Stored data
☆ ☆ ☆ ☆ ☆ ☆ ☆

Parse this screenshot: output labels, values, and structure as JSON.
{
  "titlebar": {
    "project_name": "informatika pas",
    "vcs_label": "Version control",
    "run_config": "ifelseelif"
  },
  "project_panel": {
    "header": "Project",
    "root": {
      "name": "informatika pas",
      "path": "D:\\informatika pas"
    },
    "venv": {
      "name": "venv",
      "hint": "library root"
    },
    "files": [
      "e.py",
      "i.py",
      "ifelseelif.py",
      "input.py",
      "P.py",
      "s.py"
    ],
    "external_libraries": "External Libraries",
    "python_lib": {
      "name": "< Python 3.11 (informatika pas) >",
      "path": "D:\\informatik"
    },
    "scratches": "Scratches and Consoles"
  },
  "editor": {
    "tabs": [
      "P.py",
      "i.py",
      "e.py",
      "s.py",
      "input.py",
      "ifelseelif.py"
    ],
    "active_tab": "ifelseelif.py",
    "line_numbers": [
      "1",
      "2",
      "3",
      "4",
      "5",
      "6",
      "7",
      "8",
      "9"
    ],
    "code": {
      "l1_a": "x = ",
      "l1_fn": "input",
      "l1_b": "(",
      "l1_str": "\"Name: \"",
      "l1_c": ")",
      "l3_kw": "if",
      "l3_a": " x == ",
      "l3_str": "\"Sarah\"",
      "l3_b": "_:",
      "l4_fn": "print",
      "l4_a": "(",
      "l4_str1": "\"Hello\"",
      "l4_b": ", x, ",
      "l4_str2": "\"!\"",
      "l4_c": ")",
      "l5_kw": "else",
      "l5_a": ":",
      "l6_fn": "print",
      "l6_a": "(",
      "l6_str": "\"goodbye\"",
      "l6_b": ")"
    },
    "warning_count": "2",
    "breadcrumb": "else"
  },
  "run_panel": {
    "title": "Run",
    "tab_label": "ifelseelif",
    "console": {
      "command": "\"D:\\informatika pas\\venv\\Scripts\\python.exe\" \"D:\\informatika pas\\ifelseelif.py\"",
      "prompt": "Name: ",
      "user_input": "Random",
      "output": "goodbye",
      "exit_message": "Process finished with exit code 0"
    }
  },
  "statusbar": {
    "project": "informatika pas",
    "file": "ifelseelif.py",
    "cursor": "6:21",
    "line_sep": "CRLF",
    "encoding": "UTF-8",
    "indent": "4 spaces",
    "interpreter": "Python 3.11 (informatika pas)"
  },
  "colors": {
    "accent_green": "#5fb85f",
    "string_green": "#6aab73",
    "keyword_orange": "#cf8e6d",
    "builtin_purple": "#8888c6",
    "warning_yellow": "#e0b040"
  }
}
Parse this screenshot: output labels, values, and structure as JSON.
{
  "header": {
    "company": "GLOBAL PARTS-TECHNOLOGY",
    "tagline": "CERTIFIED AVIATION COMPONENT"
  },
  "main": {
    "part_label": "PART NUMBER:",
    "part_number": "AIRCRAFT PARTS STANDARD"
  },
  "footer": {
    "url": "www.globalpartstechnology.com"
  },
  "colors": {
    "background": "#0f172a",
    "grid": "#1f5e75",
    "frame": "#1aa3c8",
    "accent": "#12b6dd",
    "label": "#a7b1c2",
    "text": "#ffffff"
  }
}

☆ ☆ ☆ ☆ ☆ ☆ ☆

◆ **DO THIS**
Every line above should be retyped exactly as given.

◆ **TASK SOLUTION**
Parse this screenshot: output labels, values, and structure as JSON.
{
  "titlebar": {
    "project_name": "informatika pas",
    "vcs_label": "Version control",
    "run_config": "ifelseelif"
  },
  "project_panel": {
    "header": "Project",
    "root": {
      "name": "informatika pas",
      "path": "D:\\informatika pas"
    },
    "venv": {
      "name": "venv",
      "hint": "library root"
    },
    "files": [
      "e.py",
      "i.py",
      "ifelseelif.py",
      "input.py",
      "P.py",
      "s.py"
    ],
    "external_libraries": "External Libraries",
    "python_lib": {
      "name": "< Python 3.11 (informatika pas) >",
      "path": "D:\\informatik"
    },
    "scratches": "Scratches and Consoles"
  },
  "editor": {
    "tabs": [
      "P.py",
      "i.py",
      "e.py",
      "s.py",
      "input.py",
      "ifelseelif.py"
    ],
    "active_tab": "ifelseelif.py",
    "line_numbers": [
      "1",
      "2",
      "3",
      "4",
      "5",
      "6",
      "7",
      "8",
      "9"
    ],
    "code": {
      "l1_a": "x = ",
      "l1_fn": "input",
      "l1_b": "(",
      "l1_str": "\"Name: \"",
      "l1_c": ")",
      "l3_kw": "if",
      "l3_a": " x == ",
      "l3_str": "\"Sarah\"",
      "l3_b": "_:",
      "l4_fn": "print",
      "l4_a": "(",
      "l4_str1": "\"Hello\"",
      "l4_b": ", x, ",
      "l4_str2": "\"!\"",
      "l4_c": ")",
      "l5_kw": "else",
      "l5_a": ":",
      "l6_fn": "print",
      "l6_a": "(",
      "l6_str": "\"goodbye\"",
      "l6_b": ")"
    },
    "warning_count": "2",
    "breadcrumb": "else"
  },
  "run_panel": {
    "title": "Run",
    "tab_label": "ifelseelif",
    "console": {
      "command": "\"D:\\informatika pas\\venv\\Scripts\\python.exe\" \"D:\\informatika pas\\ifelseelif.py\"",
      "prompt": "Name: ",
      "user_input": "Random",
      "output": "goodbye",
      "exit_message": "Process finished with exit code 0"
    }
  },
  "statusbar": {
    "project": "informatika pas",
    "file": "ifelseelif.py",
    "cursor": "6:21",
    "line_sep": "CRLF",
    "encoding": "UTF-8",
    "indent": "4 spaces",
    "interpreter": "Python 3.11 (informatika pas)"
  },
  "colors": {
    "accent_green": "#5fb85f",
    "string_green": "#6aab73",
    "keyword_orange": "#cf8e6d",
    "builtin_purple": "#8888c6",
    "warning_yellow": "#e0b040"
  }
}
Parse this screenshot: output labels, values, and structure as JSON.
{
  "header": {
    "company": "GLOBAL PARTS-TECHNOLOGY",
    "tagline": "CERTIFIED AVIATION COMPONENT"
  },
  "main": {
    "part_label": "PART NUMBER:",
    "part_number": "AIRCRAFT PARTS STANDARD"
  },
  "footer": {
    "url": "www.globalpartstechnology.com"
  },
  "colors": {
    "background": "#0f172a",
    "grid": "#1f5e75",
    "frame": "#1aa3c8",
    "accent": "#12b6dd",
    "label": "#a7b1c2",
    "text": "#ffffff"
  }
}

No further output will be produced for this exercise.